Given request — Wherever a line in the data below holds "position", copy that line.

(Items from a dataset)

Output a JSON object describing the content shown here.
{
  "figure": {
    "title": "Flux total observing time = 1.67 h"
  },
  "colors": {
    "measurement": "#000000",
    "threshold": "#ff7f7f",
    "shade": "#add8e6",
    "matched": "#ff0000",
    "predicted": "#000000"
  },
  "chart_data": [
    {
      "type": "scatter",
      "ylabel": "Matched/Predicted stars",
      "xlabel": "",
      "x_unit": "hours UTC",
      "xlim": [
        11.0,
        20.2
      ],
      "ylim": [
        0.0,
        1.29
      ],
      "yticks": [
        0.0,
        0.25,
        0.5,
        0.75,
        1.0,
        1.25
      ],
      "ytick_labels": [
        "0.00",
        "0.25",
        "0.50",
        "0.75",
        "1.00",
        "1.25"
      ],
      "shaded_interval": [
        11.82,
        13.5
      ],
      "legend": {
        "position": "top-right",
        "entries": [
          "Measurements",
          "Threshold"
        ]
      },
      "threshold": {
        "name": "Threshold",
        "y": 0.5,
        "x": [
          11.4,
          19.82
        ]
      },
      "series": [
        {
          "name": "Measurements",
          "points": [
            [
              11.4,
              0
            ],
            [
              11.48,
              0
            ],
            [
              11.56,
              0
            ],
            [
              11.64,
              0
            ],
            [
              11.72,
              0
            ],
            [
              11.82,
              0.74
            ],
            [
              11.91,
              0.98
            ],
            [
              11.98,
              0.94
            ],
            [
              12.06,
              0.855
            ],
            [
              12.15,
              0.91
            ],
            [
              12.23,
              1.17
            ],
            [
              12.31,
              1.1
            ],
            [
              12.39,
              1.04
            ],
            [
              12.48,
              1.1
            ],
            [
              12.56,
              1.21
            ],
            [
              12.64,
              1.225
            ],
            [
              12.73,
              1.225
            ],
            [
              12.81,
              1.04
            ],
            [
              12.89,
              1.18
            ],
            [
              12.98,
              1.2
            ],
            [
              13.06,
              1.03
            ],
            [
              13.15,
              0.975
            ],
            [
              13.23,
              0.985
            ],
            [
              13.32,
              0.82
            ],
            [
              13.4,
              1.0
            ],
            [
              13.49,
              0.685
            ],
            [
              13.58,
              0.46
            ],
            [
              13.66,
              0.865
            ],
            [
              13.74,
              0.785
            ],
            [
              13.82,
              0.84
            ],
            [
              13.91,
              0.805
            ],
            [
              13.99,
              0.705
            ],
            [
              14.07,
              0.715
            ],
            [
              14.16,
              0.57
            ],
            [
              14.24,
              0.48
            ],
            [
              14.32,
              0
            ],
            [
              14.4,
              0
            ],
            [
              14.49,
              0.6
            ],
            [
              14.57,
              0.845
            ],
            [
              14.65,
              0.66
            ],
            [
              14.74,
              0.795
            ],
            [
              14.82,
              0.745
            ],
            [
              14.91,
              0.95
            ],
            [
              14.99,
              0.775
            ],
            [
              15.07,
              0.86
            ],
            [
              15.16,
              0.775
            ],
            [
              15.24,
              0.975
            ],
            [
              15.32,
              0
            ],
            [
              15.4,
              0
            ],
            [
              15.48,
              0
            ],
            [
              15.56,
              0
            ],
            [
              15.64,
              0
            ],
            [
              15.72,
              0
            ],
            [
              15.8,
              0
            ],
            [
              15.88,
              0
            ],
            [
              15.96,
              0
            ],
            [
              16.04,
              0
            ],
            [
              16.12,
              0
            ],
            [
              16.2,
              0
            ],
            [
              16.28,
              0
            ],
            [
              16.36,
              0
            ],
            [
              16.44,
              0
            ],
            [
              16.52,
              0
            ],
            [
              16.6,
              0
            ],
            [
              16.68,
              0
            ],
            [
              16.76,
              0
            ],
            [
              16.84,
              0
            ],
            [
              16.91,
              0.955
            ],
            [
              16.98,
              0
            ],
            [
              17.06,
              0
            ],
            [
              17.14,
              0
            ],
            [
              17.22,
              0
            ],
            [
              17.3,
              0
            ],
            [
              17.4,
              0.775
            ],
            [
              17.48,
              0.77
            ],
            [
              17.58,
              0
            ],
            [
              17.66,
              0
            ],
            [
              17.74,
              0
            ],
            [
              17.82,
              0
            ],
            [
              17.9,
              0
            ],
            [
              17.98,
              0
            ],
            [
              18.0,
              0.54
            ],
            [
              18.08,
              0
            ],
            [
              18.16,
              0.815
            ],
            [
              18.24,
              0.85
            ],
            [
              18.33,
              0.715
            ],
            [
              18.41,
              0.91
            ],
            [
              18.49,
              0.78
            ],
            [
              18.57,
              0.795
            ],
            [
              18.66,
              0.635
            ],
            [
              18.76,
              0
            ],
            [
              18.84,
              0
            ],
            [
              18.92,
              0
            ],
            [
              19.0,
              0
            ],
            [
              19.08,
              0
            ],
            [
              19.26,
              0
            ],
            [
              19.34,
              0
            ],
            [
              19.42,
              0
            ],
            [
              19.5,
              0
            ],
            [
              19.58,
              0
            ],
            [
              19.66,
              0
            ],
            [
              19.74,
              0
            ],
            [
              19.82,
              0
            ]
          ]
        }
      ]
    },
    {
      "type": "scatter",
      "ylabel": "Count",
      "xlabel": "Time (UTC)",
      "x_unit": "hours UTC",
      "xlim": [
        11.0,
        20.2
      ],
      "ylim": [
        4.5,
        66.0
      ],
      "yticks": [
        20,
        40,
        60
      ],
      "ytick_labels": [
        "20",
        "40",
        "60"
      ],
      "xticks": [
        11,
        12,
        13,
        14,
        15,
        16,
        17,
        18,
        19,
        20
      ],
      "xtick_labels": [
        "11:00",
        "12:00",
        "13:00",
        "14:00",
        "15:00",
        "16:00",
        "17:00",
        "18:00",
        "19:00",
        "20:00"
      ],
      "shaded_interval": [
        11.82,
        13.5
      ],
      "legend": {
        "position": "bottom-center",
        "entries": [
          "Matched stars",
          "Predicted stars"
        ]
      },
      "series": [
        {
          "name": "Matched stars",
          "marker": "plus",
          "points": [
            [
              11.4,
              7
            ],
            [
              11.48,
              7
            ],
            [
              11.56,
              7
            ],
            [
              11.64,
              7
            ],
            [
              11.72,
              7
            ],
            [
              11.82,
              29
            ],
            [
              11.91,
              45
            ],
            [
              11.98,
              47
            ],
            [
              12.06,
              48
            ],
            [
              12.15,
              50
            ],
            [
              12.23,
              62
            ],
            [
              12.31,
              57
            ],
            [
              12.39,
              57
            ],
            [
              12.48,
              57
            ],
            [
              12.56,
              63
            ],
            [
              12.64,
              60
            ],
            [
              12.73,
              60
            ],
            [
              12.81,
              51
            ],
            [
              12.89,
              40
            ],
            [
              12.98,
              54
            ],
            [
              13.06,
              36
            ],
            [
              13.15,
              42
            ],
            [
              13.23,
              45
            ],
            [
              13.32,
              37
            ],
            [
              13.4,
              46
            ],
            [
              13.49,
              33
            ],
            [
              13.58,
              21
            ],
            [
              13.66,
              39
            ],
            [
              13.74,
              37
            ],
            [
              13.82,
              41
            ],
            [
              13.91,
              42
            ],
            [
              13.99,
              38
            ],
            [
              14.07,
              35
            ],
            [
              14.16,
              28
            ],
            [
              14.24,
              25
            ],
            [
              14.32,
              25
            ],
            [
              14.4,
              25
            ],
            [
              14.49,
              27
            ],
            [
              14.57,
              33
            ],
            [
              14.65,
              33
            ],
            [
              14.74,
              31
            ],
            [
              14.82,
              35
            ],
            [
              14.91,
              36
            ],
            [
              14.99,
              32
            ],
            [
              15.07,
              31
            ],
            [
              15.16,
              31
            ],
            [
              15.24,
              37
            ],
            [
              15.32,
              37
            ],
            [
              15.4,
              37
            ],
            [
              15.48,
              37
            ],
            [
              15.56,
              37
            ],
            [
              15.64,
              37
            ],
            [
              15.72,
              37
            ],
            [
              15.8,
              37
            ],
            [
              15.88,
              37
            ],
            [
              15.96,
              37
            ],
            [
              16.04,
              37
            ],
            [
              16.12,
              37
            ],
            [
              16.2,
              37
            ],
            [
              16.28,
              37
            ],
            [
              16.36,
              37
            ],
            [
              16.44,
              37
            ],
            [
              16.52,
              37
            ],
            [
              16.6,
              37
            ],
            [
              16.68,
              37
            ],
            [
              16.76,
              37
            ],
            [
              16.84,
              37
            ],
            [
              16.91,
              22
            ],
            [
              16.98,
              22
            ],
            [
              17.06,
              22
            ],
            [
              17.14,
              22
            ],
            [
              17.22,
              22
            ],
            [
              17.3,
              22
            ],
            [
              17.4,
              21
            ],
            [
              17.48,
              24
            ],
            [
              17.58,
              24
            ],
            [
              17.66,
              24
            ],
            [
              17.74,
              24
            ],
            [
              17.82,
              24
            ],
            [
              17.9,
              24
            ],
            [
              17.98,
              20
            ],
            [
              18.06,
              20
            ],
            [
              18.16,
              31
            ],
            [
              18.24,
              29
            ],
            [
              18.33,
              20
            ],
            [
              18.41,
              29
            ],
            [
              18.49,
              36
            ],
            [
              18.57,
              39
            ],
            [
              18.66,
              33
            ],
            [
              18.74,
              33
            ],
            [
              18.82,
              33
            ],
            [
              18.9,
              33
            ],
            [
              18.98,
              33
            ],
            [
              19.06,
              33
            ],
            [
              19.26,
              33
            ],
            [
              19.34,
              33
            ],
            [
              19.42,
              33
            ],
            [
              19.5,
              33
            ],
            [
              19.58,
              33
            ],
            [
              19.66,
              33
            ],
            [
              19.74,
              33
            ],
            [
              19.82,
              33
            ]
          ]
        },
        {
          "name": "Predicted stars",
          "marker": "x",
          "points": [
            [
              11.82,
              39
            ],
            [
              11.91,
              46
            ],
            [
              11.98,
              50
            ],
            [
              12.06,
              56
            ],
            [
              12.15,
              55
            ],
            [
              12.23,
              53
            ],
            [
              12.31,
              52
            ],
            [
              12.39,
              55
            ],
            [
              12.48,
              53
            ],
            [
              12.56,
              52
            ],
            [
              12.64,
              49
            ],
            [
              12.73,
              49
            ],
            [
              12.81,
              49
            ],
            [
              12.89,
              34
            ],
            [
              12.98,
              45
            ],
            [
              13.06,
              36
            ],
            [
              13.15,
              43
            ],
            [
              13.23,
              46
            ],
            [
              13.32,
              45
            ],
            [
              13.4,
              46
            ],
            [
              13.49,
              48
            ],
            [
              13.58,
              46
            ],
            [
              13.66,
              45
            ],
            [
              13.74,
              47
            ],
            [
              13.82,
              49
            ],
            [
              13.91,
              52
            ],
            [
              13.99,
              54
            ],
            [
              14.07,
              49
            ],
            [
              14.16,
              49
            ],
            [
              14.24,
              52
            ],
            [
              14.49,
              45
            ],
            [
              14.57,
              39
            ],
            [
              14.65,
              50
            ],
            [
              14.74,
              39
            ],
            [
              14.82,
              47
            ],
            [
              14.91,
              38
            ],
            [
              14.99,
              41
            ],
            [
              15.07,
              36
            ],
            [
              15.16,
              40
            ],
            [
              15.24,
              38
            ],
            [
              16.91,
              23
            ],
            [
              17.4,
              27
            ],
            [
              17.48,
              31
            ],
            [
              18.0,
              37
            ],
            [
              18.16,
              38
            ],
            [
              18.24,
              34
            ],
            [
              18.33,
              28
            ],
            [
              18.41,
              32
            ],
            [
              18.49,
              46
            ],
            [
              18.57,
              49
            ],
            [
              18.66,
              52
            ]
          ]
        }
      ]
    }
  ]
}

Exercise answer —
        "position": "top-right",
        "position": "bottom-center",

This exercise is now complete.